> _The task_:
Every line below that includes "xlabel" counts toward the total. Report that total alone.

(Beginning of Data shown)

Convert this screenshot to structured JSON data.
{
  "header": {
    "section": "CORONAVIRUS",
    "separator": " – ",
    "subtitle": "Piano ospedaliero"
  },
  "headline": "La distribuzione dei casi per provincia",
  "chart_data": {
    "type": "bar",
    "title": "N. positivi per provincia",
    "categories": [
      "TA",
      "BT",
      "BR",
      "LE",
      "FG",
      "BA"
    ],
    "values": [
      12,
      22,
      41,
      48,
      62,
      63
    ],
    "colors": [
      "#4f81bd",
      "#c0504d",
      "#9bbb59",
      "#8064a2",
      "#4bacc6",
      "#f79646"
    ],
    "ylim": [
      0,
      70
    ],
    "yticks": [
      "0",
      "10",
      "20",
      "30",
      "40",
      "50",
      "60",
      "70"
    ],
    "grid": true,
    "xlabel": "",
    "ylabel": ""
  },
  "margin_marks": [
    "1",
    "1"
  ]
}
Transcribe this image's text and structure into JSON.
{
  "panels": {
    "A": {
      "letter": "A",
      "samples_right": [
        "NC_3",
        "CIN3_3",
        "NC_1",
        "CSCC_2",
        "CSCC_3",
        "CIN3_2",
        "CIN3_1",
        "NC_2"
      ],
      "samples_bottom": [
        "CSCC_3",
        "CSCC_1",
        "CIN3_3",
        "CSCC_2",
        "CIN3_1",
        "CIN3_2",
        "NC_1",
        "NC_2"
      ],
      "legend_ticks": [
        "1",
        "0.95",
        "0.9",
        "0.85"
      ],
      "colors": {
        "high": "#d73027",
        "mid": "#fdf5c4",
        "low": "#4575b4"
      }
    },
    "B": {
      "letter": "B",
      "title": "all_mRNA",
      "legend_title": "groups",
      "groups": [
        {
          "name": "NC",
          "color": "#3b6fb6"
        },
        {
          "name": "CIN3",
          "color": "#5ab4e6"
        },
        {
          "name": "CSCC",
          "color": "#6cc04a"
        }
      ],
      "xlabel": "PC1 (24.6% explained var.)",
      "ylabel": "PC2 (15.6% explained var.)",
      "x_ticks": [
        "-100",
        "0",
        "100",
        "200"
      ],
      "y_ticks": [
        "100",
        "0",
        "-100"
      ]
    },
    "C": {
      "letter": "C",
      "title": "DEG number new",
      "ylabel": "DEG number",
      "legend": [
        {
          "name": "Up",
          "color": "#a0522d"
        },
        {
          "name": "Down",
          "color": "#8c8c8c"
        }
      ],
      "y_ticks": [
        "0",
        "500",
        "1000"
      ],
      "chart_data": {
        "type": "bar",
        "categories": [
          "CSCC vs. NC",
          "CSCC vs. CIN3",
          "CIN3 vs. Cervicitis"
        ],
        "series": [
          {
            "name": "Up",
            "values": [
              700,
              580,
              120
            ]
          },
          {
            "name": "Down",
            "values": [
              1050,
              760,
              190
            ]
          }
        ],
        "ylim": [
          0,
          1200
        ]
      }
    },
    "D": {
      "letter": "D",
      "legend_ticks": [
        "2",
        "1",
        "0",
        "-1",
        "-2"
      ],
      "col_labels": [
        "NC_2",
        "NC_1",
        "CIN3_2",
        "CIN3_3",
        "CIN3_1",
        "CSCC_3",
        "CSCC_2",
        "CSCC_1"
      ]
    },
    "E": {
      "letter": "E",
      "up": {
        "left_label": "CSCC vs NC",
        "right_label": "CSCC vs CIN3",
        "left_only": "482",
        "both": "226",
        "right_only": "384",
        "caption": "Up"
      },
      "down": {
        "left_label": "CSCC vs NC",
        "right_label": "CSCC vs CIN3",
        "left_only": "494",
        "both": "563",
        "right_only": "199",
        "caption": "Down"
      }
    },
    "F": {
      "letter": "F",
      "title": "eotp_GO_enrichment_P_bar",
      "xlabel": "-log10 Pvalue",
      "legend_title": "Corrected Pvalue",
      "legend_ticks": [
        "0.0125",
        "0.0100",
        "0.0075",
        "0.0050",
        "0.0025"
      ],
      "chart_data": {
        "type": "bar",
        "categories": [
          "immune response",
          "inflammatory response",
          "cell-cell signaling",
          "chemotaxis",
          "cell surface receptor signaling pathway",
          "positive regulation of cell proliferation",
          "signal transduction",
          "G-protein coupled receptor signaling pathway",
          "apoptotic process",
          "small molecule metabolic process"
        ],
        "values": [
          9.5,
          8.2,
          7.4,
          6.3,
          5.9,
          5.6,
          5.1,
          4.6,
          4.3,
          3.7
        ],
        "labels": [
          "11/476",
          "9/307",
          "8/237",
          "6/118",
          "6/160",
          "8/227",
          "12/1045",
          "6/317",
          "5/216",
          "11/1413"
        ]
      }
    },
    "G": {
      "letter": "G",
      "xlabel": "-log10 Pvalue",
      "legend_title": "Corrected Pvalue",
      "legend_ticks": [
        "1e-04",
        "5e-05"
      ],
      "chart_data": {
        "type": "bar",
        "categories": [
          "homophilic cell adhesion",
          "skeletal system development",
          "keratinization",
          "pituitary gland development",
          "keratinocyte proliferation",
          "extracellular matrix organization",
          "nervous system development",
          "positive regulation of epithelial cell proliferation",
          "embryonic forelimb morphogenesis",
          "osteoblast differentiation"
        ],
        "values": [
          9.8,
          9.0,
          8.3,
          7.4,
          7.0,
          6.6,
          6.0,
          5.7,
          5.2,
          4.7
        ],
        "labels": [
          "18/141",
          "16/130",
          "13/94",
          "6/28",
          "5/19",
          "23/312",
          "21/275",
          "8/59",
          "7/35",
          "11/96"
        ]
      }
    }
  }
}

(End of Data shown)
(Beginning of Data shown)

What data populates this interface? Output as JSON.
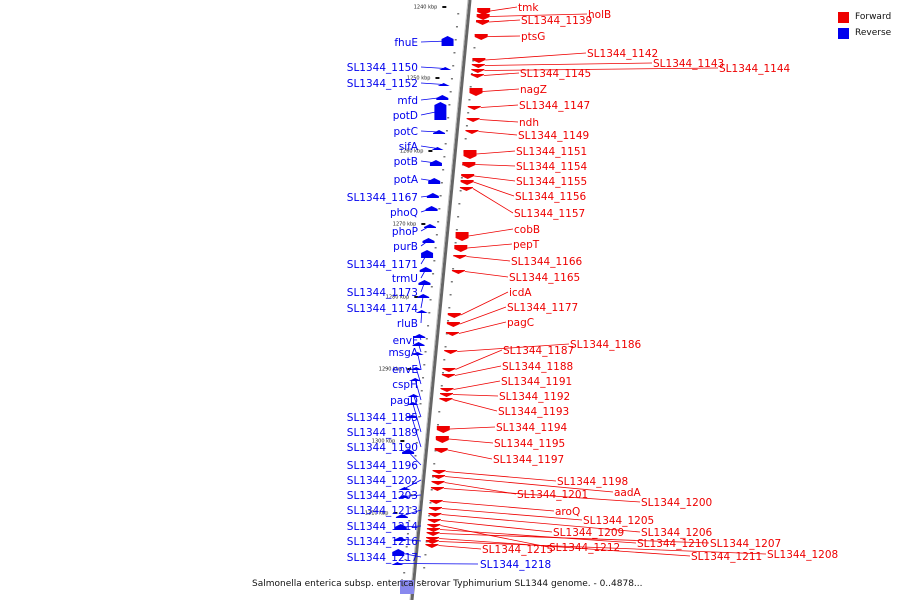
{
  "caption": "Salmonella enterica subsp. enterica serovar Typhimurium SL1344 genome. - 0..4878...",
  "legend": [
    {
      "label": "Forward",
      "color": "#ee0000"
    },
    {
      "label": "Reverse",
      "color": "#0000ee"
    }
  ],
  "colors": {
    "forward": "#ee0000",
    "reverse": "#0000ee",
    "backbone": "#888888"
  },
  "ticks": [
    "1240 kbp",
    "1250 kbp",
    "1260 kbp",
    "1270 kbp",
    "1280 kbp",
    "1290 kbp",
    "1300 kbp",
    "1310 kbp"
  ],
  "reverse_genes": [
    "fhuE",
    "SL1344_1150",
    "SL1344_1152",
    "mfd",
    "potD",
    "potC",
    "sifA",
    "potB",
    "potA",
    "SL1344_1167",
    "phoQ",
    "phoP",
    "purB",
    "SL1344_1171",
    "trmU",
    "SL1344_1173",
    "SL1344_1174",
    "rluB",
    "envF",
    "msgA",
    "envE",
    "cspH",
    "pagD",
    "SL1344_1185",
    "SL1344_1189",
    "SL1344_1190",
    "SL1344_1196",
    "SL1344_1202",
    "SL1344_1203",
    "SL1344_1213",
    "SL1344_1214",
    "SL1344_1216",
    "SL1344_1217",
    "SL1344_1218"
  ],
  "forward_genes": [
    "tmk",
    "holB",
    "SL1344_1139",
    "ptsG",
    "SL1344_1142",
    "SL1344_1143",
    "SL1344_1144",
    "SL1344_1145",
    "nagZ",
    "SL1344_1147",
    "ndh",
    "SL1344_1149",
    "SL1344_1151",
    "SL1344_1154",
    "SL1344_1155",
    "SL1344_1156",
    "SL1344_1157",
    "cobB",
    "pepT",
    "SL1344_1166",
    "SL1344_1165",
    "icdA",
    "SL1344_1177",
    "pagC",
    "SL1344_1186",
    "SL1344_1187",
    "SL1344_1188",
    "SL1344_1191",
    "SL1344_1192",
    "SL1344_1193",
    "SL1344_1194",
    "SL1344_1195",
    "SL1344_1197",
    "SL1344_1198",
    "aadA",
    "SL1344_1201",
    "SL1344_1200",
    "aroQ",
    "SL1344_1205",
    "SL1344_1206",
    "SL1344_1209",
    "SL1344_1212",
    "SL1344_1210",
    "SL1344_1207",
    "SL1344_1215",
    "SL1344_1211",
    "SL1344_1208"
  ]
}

(End of Data shown)

> _Completed task_:
4